Stored records

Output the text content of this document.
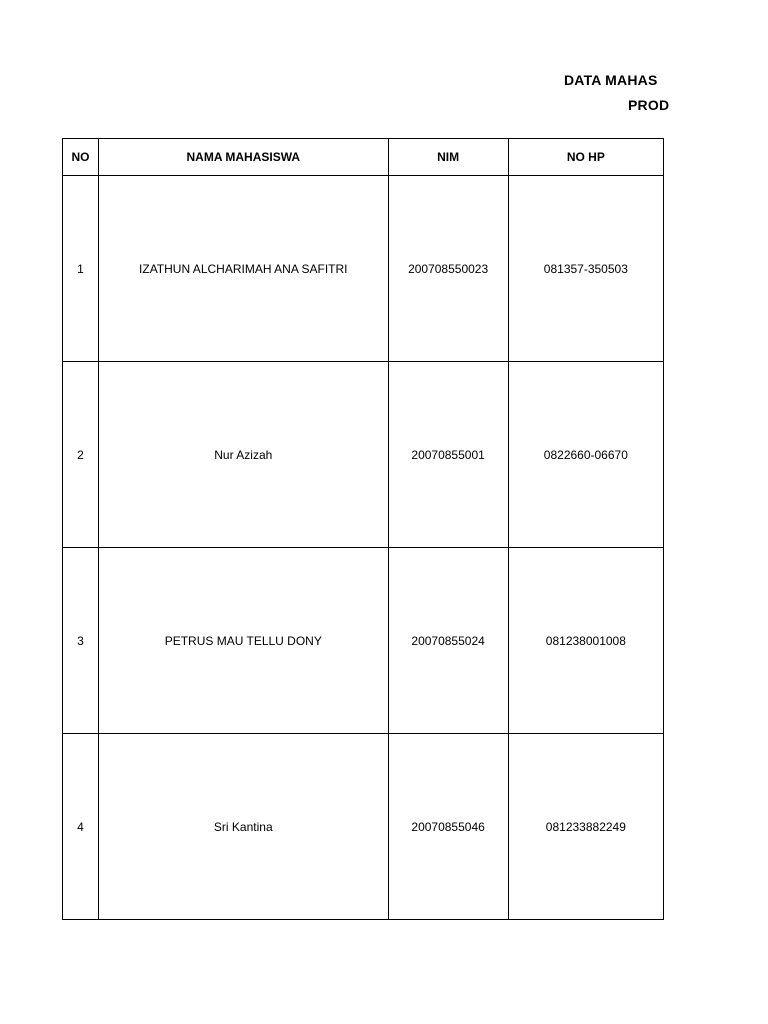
DATA MAHAS
PROD
NO	NAMA MAHASISWA	NIM	NO HP
1	IZATHUN ALCHARIMAH ANA SAFITRI	200708550023	081357-350503
2	Nur Azizah	20070855001	0822660-06670
3	PETRUS MAU TELLU DONY	20070855024	081238001008
4	Sri Kantina	20070855046	081233882249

# GIVEN EXERCISE
All records must be output exactly as they are, except for the pictures, which are left out.

# WRITTEN ANSWER
Output the text content of this document.
DATA MAHAS
PROD
NO	NAMA MAHASISWA	NIM	NO HP
1	IZATHUN ALCHARIMAH ANA SAFITRI	200708550023	081357-350503
2	Nur Azizah	20070855001	0822660-06670
3	PETRUS MAU TELLU DONY	20070855024	081238001008
4	Sri Kantina	20070855046	081233882249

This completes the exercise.